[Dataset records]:
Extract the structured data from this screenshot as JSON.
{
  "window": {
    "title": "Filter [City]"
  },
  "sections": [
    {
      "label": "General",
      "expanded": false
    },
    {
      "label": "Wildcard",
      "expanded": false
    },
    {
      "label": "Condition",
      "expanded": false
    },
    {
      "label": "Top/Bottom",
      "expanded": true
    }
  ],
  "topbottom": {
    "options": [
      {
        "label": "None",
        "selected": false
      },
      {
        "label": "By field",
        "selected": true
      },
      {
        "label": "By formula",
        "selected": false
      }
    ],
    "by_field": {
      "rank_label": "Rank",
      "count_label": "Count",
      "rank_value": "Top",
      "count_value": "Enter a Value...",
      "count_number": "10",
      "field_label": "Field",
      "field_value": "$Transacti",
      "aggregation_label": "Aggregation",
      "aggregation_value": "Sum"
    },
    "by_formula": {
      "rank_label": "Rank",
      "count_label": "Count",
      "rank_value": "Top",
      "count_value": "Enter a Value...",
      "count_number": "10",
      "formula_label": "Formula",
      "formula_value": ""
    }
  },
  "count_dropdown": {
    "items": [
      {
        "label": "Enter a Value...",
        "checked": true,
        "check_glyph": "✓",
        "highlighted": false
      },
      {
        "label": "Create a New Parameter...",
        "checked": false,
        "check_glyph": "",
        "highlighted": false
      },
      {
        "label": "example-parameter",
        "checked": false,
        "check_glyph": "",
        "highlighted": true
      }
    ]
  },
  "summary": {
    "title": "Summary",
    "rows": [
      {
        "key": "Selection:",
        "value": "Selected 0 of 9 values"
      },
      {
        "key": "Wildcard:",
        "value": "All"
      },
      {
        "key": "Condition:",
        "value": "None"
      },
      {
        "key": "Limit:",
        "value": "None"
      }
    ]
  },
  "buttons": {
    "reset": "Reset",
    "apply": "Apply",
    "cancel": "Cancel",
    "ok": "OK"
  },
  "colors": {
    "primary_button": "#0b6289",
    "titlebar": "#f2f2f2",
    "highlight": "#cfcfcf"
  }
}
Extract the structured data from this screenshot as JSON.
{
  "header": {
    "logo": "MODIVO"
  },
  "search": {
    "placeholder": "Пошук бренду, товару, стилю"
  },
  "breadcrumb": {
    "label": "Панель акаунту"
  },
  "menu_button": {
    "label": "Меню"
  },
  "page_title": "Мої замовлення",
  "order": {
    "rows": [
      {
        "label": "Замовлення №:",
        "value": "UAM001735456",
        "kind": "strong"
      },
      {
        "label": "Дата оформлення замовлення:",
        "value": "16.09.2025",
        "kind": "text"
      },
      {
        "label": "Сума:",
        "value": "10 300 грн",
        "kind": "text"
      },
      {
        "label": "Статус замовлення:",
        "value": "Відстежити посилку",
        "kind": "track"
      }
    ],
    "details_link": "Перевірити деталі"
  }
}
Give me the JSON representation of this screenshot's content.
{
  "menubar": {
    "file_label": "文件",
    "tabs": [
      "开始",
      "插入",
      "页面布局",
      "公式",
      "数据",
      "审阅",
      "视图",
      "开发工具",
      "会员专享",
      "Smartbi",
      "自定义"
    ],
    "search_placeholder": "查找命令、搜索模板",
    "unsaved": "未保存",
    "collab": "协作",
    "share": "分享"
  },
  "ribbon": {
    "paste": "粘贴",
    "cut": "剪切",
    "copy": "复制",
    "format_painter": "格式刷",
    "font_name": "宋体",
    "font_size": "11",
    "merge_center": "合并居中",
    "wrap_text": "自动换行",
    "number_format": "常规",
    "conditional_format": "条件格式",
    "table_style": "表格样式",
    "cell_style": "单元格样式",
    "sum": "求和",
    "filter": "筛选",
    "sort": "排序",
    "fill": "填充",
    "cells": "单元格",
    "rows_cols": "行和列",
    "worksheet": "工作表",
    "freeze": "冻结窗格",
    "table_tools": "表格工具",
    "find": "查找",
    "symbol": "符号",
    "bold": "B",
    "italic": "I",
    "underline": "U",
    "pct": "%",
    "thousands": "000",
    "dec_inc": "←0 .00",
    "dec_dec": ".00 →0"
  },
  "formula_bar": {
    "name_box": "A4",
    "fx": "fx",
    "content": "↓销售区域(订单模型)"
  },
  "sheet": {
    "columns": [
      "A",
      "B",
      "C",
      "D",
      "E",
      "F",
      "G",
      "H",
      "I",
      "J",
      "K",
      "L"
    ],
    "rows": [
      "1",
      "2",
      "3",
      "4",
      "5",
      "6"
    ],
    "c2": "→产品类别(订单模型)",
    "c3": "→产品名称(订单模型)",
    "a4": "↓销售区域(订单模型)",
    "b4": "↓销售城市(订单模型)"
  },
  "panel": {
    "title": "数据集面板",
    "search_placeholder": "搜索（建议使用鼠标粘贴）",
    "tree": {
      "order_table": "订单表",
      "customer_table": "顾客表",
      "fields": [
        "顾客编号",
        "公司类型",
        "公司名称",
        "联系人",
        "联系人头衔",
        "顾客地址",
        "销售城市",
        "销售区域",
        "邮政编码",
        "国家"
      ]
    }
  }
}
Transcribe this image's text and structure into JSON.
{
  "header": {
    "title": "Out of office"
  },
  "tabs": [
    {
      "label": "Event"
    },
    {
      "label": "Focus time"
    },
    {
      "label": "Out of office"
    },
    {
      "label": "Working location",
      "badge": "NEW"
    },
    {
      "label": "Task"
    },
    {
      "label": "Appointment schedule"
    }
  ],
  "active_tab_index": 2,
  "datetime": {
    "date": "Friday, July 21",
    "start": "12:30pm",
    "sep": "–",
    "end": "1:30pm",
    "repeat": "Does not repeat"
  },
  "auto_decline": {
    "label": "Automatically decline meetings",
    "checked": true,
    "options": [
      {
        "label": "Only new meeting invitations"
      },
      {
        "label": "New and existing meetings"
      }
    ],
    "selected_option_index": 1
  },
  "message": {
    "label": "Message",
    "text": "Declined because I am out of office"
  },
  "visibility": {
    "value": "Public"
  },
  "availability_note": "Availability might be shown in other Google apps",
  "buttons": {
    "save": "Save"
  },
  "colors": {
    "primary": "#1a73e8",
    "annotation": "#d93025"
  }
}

[Exercise directions]: List each line of the entries that holds the string "this".

[Task solution]:
Extract the structured data from this screenshot as JSON.
Extract the structured data from this screenshot as JSON.
Give me the JSON representation of this screenshot's content.
Transcribe this image's text and structure into JSON.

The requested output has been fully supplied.